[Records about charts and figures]
····················

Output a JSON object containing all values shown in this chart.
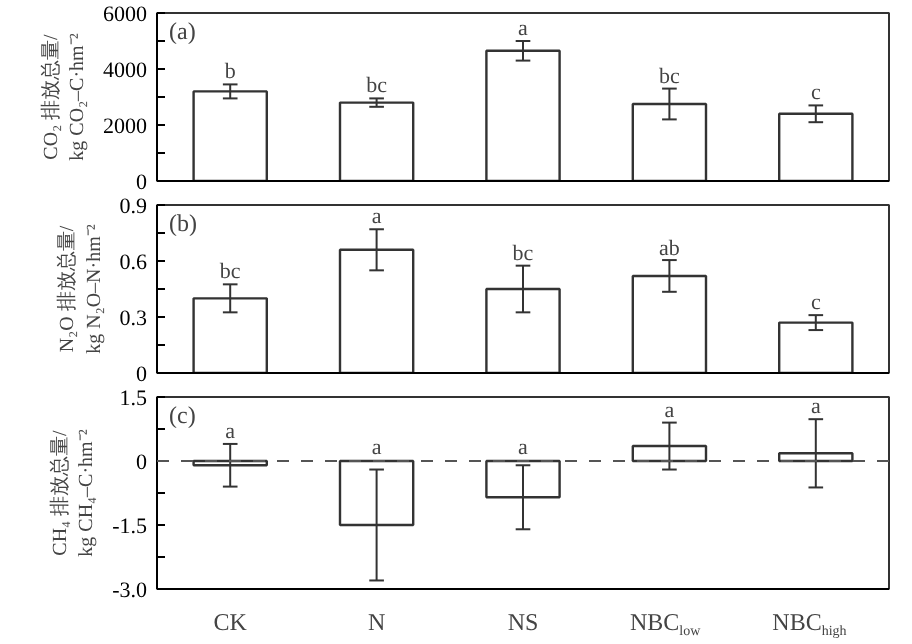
{
  "chart_data": [
    {
      "type": "bar",
      "categories": [
        "CK",
        "N",
        "NS",
        "NBC$_{low}$",
        "NBC$_{high}$"
      ],
      "values": [
        3200,
        2800,
        4650,
        2750,
        2400
      ],
      "errors": [
        250,
        150,
        350,
        550,
        300
      ],
      "color": "#ffffff",
      "ylim": [
        0,
        6000
      ],
      "yticks": [
        0,
        {
          "value": 1000,
          "label": null
        },
        2000,
        {
          "value": 3000,
          "label": null
        },
        4000,
        {
          "value": 5000,
          "label": null
        },
        6000
      ],
      "ylabel": "CO₂ 排放总量/\nkg CO₂–C·hm⁻²",
      "tick_labels": "y",
      "grid": false,
      "annotations": [
        "(a)",
        {
          "text": "b",
          "x": "CK",
          "y": 3450
        },
        {
          "text": "bc",
          "x": "N",
          "y": 2950
        },
        {
          "text": "a",
          "x": "NS",
          "y": 5000
        },
        {
          "text": "bc",
          "x": "NBC$_{low}$",
          "y": 3300
        },
        {
          "text": "c",
          "x": "NBC$_{high}$",
          "y": 2700
        }
      ]
    },
    {
      "type": "bar",
      "categories": [
        "CK",
        "N",
        "NS",
        "NBC$_{low}$",
        "NBC$_{high}$"
      ],
      "values": [
        0.4,
        0.66,
        0.45,
        0.52,
        0.27
      ],
      "errors": [
        0.075,
        0.11,
        0.125,
        0.085,
        0.04
      ],
      "color": "#ffffff",
      "ylim": [
        0,
        0.9
      ],
      "yticks": [
        0,
        {
          "value": 0.15,
          "label": null
        },
        0.3,
        {
          "value": 0.45,
          "label": null
        },
        0.6,
        {
          "value": 0.75,
          "label": null
        },
        0.9
      ],
      "ylabel": "N₂O 排放总量/\nkg N₂O–N·hm⁻²",
      "tick_labels": "y",
      "grid": false,
      "annotations": [
        "(b)",
        {
          "text": "bc",
          "x": "CK",
          "y": 0.475
        },
        {
          "text": "a",
          "x": "N",
          "y": 0.77
        },
        {
          "text": "bc",
          "x": "NS",
          "y": 0.575
        },
        {
          "text": "ab",
          "x": "NBC$_{low}$",
          "y": 0.6
        },
        {
          "text": "c",
          "x": "NBC$_{high}$",
          "y": 0.31
        }
      ]
    },
    {
      "type": "bar",
      "categories": [
        "CK",
        "N",
        "NS",
        "NBC$_{low}$",
        "NBC$_{high}$"
      ],
      "values": [
        -0.1,
        -1.5,
        -0.85,
        0.35,
        0.18
      ],
      "errors": [
        0.5,
        1.3,
        0.75,
        0.55,
        0.8
      ],
      "color": "#ffffff",
      "ylim": [
        -3,
        1.5
      ],
      "yticks": [
        {
          "value": -3,
          "label": "-3.0"
        },
        {
          "value": -2.25,
          "label": null
        },
        -1.5,
        {
          "value": -0.75,
          "label": null
        },
        0,
        {
          "value": 0.75,
          "label": null
        },
        1.5
      ],
      "ylabel": "CH₄ 排放总量/\nkg CH₄–C·hm⁻²",
      "grid": false,
      "ref_lines": [
        {
          "axis": "y",
          "value": 0,
          "label": null,
          "color": "#555555",
          "line_style": "dashed"
        }
      ],
      "annotations": [
        "(c)",
        {
          "text": "a",
          "x": "CK",
          "y": 0.4
        },
        {
          "text": "a",
          "x": "N",
          "y": 0.02
        },
        {
          "text": "a",
          "x": "NS",
          "y": 0.02
        },
        {
          "text": "a",
          "x": "NBC$_{low}$",
          "y": 0.9
        },
        {
          "text": "a",
          "x": "NBC$_{high}$",
          "y": 0.98
        }
      ]
    }
  ]
}
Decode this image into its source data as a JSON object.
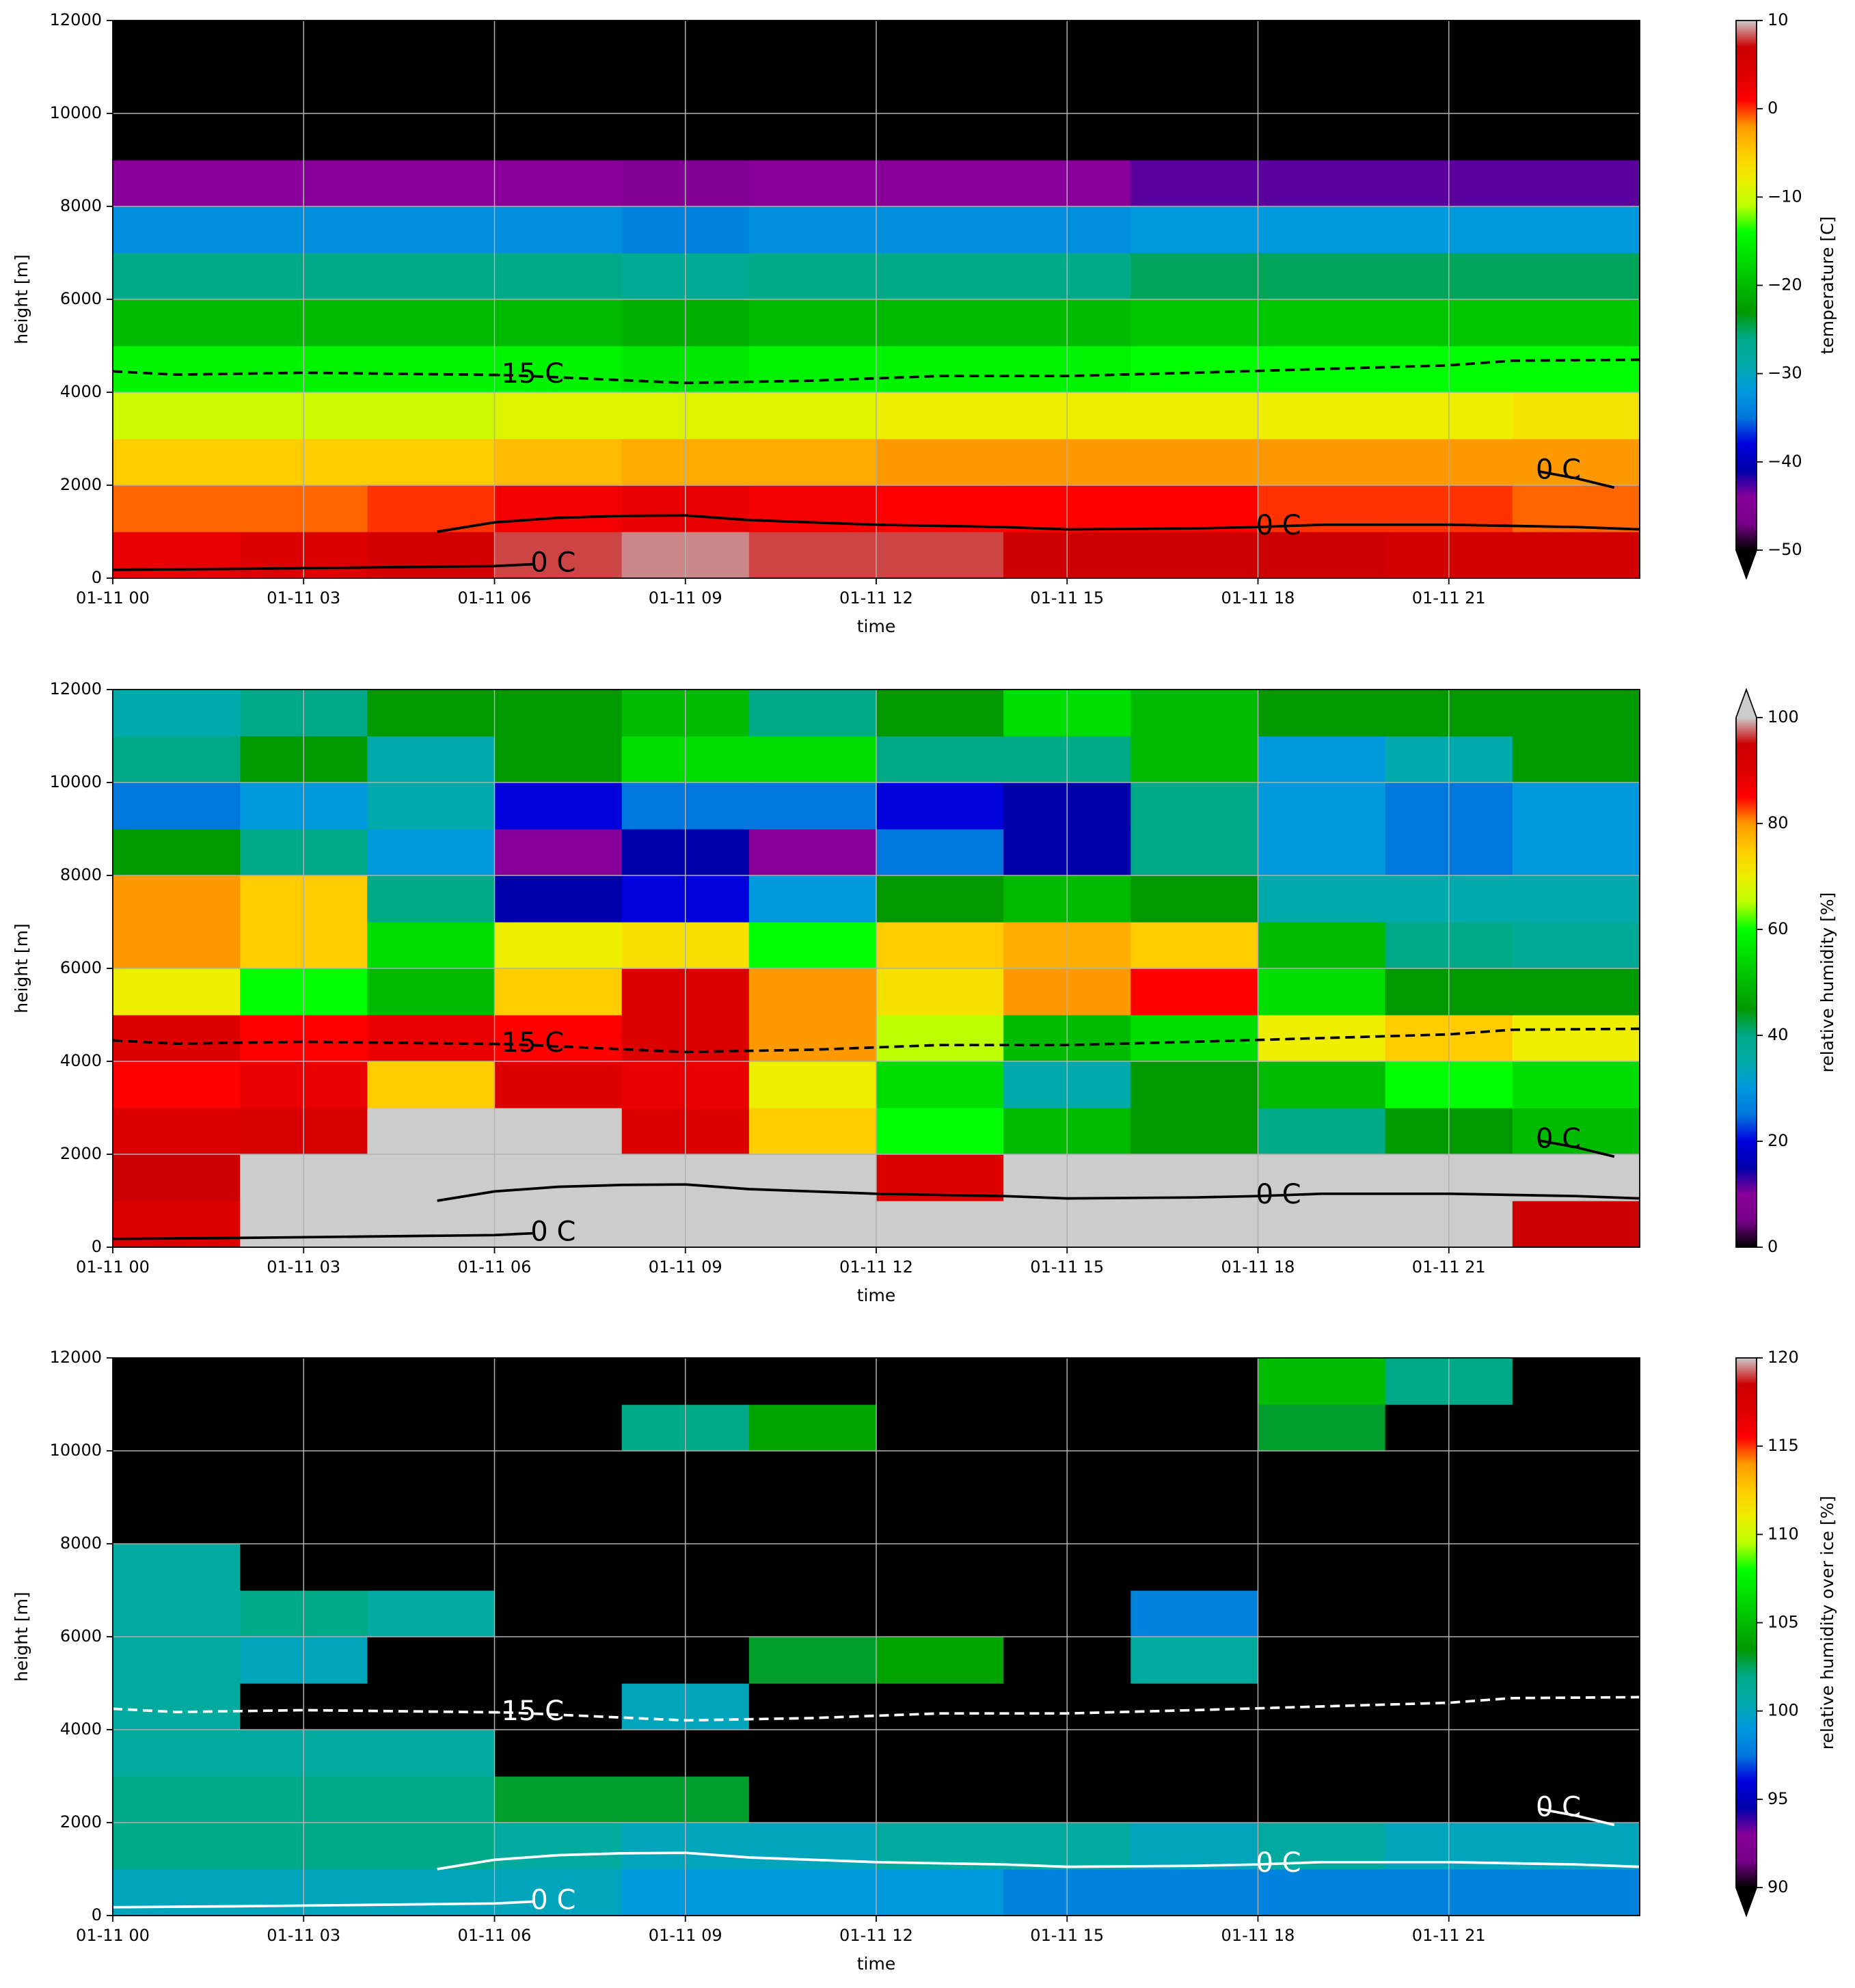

····················

#### [Exercise goal]
Repeat the records above verbatim, with no pictures in the result.

#### [Expected answer]
Output a JSON object containing all values shown in this chart.
{
  "chart_data": [
    {
      "type": "bar",
      "categories": [
        "CK",
        "N",
        "NS",
        "NBC$_{low}$",
        "NBC$_{high}$"
      ],
      "values": [
        3200,
        2800,
        4650,
        2750,
        2400
      ],
      "errors": [
        250,
        150,
        350,
        550,
        300
      ],
      "color": "#ffffff",
      "ylim": [
        0,
        6000
      ],
      "yticks": [
        0,
        {
          "value": 1000,
          "label": null
        },
        2000,
        {
          "value": 3000,
          "label": null
        },
        4000,
        {
          "value": 5000,
          "label": null
        },
        6000
      ],
      "ylabel": "CO₂ 排放总量/\nkg CO₂–C·hm⁻²",
      "tick_labels": "y",
      "grid": false,
      "annotations": [
        "(a)",
        {
          "text": "b",
          "x": "CK",
          "y": 3450
        },
        {
          "text": "bc",
          "x": "N",
          "y": 2950
        },
        {
          "text": "a",
          "x": "NS",
          "y": 5000
        },
        {
          "text": "bc",
          "x": "NBC$_{low}$",
          "y": 3300
        },
        {
          "text": "c",
          "x": "NBC$_{high}$",
          "y": 2700
        }
      ]
    },
    {
      "type": "bar",
      "categories": [
        "CK",
        "N",
        "NS",
        "NBC$_{low}$",
        "NBC$_{high}$"
      ],
      "values": [
        0.4,
        0.66,
        0.45,
        0.52,
        0.27
      ],
      "errors": [
        0.075,
        0.11,
        0.125,
        0.085,
        0.04
      ],
      "color": "#ffffff",
      "ylim": [
        0,
        0.9
      ],
      "yticks": [
        0,
        {
          "value": 0.15,
          "label": null
        },
        0.3,
        {
          "value": 0.45,
          "label": null
        },
        0.6,
        {
          "value": 0.75,
          "label": null
        },
        0.9
      ],
      "ylabel": "N₂O 排放总量/\nkg N₂O–N·hm⁻²",
      "tick_labels": "y",
      "grid": false,
      "annotations": [
        "(b)",
        {
          "text": "bc",
          "x": "CK",
          "y": 0.475
        },
        {
          "text": "a",
          "x": "N",
          "y": 0.77
        },
        {
          "text": "bc",
          "x": "NS",
          "y": 0.575
        },
        {
          "text": "ab",
          "x": "NBC$_{low}$",
          "y": 0.6
        },
        {
          "text": "c",
          "x": "NBC$_{high}$",
          "y": 0.31
        }
      ]
    },
    {
      "type": "bar",
      "categories": [
        "CK",
        "N",
        "NS",
        "NBC$_{low}$",
        "NBC$_{high}$"
      ],
      "values": [
        -0.1,
        -1.5,
        -0.85,
        0.35,
        0.18
      ],
      "errors": [
        0.5,
        1.3,
        0.75,
        0.55,
        0.8
      ],
      "color": "#ffffff",
      "ylim": [
        -3,
        1.5
      ],
      "yticks": [
        {
          "value": -3,
          "label": "-3.0"
        },
        {
          "value": -2.25,
          "label": null
        },
        -1.5,
        {
          "value": -0.75,
          "label": null
        },
        0,
        {
          "value": 0.75,
          "label": null
        },
        1.5
      ],
      "ylabel": "CH₄ 排放总量/\nkg CH₄–C·hm⁻²",
      "grid": false,
      "ref_lines": [
        {
          "axis": "y",
          "value": 0,
          "label": null,
          "color": "#555555",
          "line_style": "dashed"
        }
      ],
      "annotations": [
        "(c)",
        {
          "text": "a",
          "x": "CK",
          "y": 0.4
        },
        {
          "text": "a",
          "x": "N",
          "y": 0.02
        },
        {
          "text": "a",
          "x": "NS",
          "y": 0.02
        },
        {
          "text": "a",
          "x": "NBC$_{low}$",
          "y": 0.9
        },
        {
          "text": "a",
          "x": "NBC$_{high}$",
          "y": 0.98
        }
      ]
    }
  ]
}
Decode this image into its source data as a JSON object.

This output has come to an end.